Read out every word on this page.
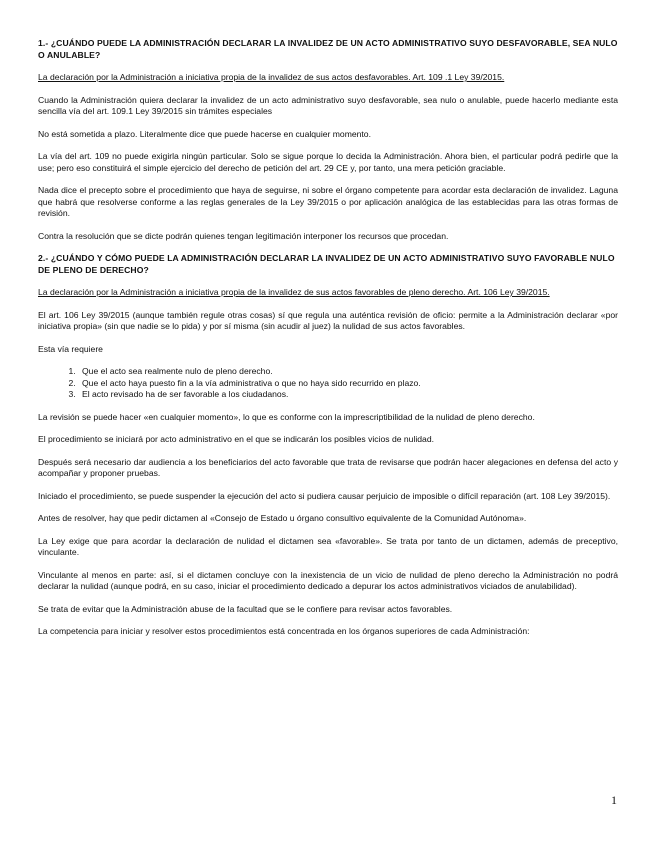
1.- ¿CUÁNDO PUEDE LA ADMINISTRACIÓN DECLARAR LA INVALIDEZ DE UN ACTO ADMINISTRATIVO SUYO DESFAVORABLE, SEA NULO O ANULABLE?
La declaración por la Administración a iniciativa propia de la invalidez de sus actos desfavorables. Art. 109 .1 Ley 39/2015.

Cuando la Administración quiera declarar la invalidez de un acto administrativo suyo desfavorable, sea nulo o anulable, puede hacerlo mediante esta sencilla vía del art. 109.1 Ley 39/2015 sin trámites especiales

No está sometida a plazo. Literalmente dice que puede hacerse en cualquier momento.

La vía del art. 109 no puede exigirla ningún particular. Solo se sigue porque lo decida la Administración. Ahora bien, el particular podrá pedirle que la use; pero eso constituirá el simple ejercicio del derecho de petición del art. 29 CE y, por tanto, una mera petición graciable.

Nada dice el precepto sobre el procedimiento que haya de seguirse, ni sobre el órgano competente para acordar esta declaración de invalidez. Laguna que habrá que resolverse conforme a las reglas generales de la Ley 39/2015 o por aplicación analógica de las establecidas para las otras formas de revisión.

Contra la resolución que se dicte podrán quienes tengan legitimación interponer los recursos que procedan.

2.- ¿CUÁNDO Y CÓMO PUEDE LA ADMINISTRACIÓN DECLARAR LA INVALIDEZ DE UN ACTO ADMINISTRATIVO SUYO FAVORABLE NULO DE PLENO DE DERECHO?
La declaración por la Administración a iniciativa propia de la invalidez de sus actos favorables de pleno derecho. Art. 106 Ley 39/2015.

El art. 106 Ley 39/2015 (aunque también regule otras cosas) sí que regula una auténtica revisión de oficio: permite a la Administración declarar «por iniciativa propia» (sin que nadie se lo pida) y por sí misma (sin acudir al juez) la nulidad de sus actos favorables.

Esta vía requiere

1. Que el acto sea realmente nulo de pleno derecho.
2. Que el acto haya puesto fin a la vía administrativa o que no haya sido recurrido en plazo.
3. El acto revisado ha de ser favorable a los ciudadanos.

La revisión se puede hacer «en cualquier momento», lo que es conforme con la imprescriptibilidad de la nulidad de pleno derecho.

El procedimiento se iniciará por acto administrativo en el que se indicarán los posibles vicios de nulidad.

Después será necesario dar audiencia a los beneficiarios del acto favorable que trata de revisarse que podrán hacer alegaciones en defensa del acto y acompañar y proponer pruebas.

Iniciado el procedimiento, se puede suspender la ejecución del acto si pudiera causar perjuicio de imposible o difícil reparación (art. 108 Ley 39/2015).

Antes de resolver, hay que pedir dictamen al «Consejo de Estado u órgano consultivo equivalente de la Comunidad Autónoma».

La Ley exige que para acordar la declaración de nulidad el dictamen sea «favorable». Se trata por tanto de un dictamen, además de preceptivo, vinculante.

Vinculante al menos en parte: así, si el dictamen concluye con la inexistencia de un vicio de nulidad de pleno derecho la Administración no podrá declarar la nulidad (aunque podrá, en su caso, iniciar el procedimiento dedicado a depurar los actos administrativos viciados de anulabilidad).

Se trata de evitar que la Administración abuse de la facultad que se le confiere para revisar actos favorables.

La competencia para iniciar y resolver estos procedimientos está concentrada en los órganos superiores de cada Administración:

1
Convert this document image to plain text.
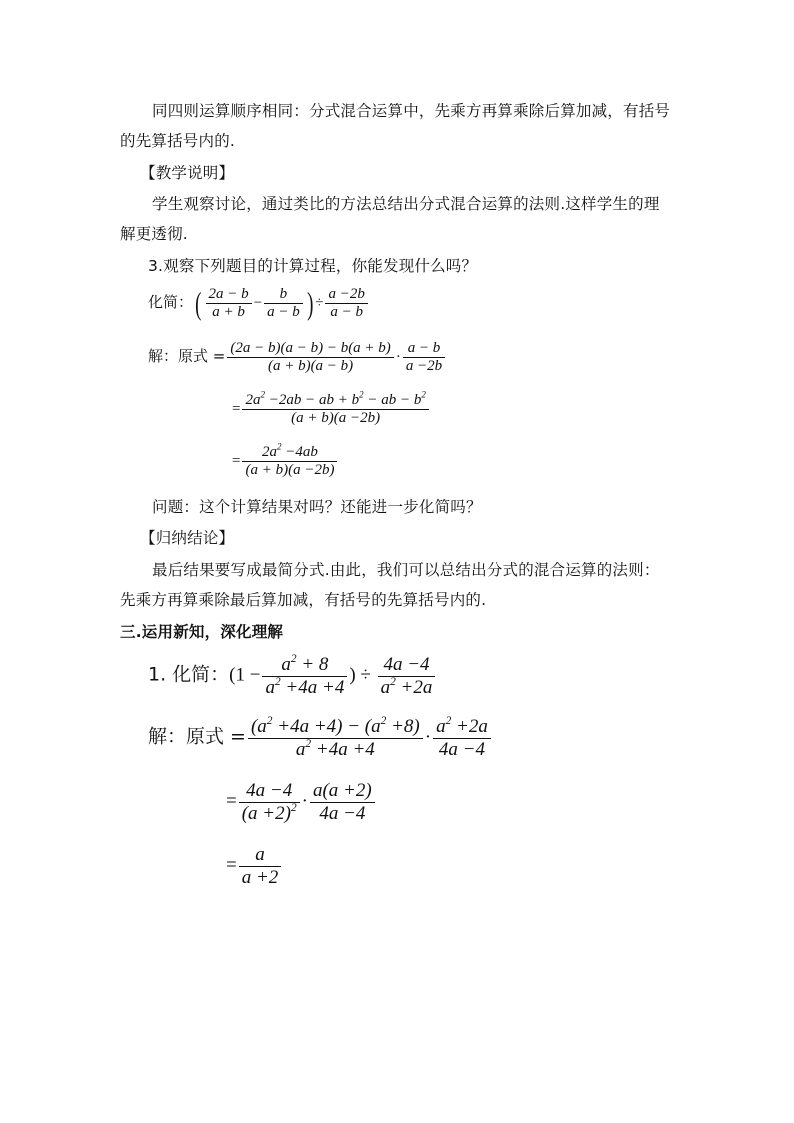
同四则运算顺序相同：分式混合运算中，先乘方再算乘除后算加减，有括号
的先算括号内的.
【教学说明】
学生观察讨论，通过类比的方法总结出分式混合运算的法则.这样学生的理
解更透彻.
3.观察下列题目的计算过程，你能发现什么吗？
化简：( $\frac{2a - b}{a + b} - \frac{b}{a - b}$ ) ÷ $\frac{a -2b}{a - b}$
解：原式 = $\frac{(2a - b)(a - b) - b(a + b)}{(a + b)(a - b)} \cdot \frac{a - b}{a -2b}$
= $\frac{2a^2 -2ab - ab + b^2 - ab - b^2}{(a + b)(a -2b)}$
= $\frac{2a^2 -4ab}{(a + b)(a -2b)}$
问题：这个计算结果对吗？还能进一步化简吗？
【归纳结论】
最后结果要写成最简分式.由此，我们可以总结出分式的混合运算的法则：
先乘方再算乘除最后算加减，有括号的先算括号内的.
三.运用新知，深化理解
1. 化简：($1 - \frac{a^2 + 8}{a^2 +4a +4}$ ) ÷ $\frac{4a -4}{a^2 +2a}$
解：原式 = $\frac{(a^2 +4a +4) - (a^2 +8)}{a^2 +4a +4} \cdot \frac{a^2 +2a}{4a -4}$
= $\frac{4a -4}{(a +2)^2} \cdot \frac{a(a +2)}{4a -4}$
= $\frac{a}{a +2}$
---*---
What you are asked to do: Without the pictures, write out every entry precisely as it appears.

Worked answer:
Read out every word on this page.
1.- ¿CUÁNDO PUEDE LA ADMINISTRACIÓN DECLARAR LA INVALIDEZ DE UN ACTO ADMINISTRATIVO SUYO DESFAVORABLE, SEA NULO O ANULABLE?
La declaración por la Administración a iniciativa propia de la invalidez de sus actos desfavorables. Art. 109 .1 Ley 39/2015.

Cuando la Administración quiera declarar la invalidez de un acto administrativo suyo desfavorable, sea nulo o anulable, puede hacerlo mediante esta sencilla vía del art. 109.1 Ley 39/2015 sin trámites especiales

No está sometida a plazo. Literalmente dice que puede hacerse en cualquier momento.

La vía del art. 109 no puede exigirla ningún particular. Solo se sigue porque lo decida la Administración. Ahora bien, el particular podrá pedirle que la use; pero eso constituirá el simple ejercicio del derecho de petición del art. 29 CE y, por tanto, una mera petición graciable.

Nada dice el precepto sobre el procedimiento que haya de seguirse, ni sobre el órgano competente para acordar esta declaración de invalidez. Laguna que habrá que resolverse conforme a las reglas generales de la Ley 39/2015 o por aplicación analógica de las establecidas para las otras formas de revisión.

Contra la resolución que se dicte podrán quienes tengan legitimación interponer los recursos que procedan.

2.- ¿CUÁNDO Y CÓMO PUEDE LA ADMINISTRACIÓN DECLARAR LA INVALIDEZ DE UN ACTO ADMINISTRATIVO SUYO FAVORABLE NULO DE PLENO DE DERECHO?
La declaración por la Administración a iniciativa propia de la invalidez de sus actos favorables de pleno derecho. Art. 106 Ley 39/2015.

El art. 106 Ley 39/2015 (aunque también regule otras cosas) sí que regula una auténtica revisión de oficio: permite a la Administración declarar «por iniciativa propia» (sin que nadie se lo pida) y por sí misma (sin acudir al juez) la nulidad de sus actos favorables.

Esta vía requiere

1. Que el acto sea realmente nulo de pleno derecho.
2. Que el acto haya puesto fin a la vía administrativa o que no haya sido recurrido en plazo.
3. El acto revisado ha de ser favorable a los ciudadanos.

La revisión se puede hacer «en cualquier momento», lo que es conforme con la imprescriptibilidad de la nulidad de pleno derecho.

El procedimiento se iniciará por acto administrativo en el que se indicarán los posibles vicios de nulidad.

Después será necesario dar audiencia a los beneficiarios del acto favorable que trata de revisarse que podrán hacer alegaciones en defensa del acto y acompañar y proponer pruebas.

Iniciado el procedimiento, se puede suspender la ejecución del acto si pudiera causar perjuicio de imposible o difícil reparación (art. 108 Ley 39/2015).

Antes de resolver, hay que pedir dictamen al «Consejo de Estado u órgano consultivo equivalente de la Comunidad Autónoma».

La Ley exige que para acordar la declaración de nulidad el dictamen sea «favorable». Se trata por tanto de un dictamen, además de preceptivo, vinculante.

Vinculante al menos en parte: así, si el dictamen concluye con la inexistencia de un vicio de nulidad de pleno derecho la Administración no podrá declarar la nulidad (aunque podrá, en su caso, iniciar el procedimiento dedicado a depurar los actos administrativos viciados de anulabilidad).

Se trata de evitar que la Administración abuse de la facultad que se le confiere para revisar actos favorables.

La competencia para iniciar y resolver estos procedimientos está concentrada en los órganos superiores de cada Administración:

1
Convert this document image to plain text.
同四则运算顺序相同：分式混合运算中，先乘方再算乘除后算加减，有括号
的先算括号内的.
【教学说明】
学生观察讨论，通过类比的方法总结出分式混合运算的法则.这样学生的理
解更透彻.
3.观察下列题目的计算过程，你能发现什么吗？
化简：( $\frac{2a - b}{a + b} - \frac{b}{a - b}$ ) ÷ $\frac{a -2b}{a - b}$
解：原式 = $\frac{(2a - b)(a - b) - b(a + b)}{(a + b)(a - b)} \cdot \frac{a - b}{a -2b}$
= $\frac{2a^2 -2ab - ab + b^2 - ab - b^2}{(a + b)(a -2b)}$
= $\frac{2a^2 -4ab}{(a + b)(a -2b)}$
问题：这个计算结果对吗？还能进一步化简吗？
【归纳结论】
最后结果要写成最简分式.由此，我们可以总结出分式的混合运算的法则：
先乘方再算乘除最后算加减，有括号的先算括号内的.
三.运用新知，深化理解
1. 化简：($1 - \frac{a^2 + 8}{a^2 +4a +4}$ ) ÷ $\frac{4a -4}{a^2 +2a}$
解：原式 = $\frac{(a^2 +4a +4) - (a^2 +8)}{a^2 +4a +4} \cdot \frac{a^2 +2a}{4a -4}$
= $\frac{4a -4}{(a +2)^2} \cdot \frac{a(a +2)}{4a -4}$
= $\frac{a}{a +2}$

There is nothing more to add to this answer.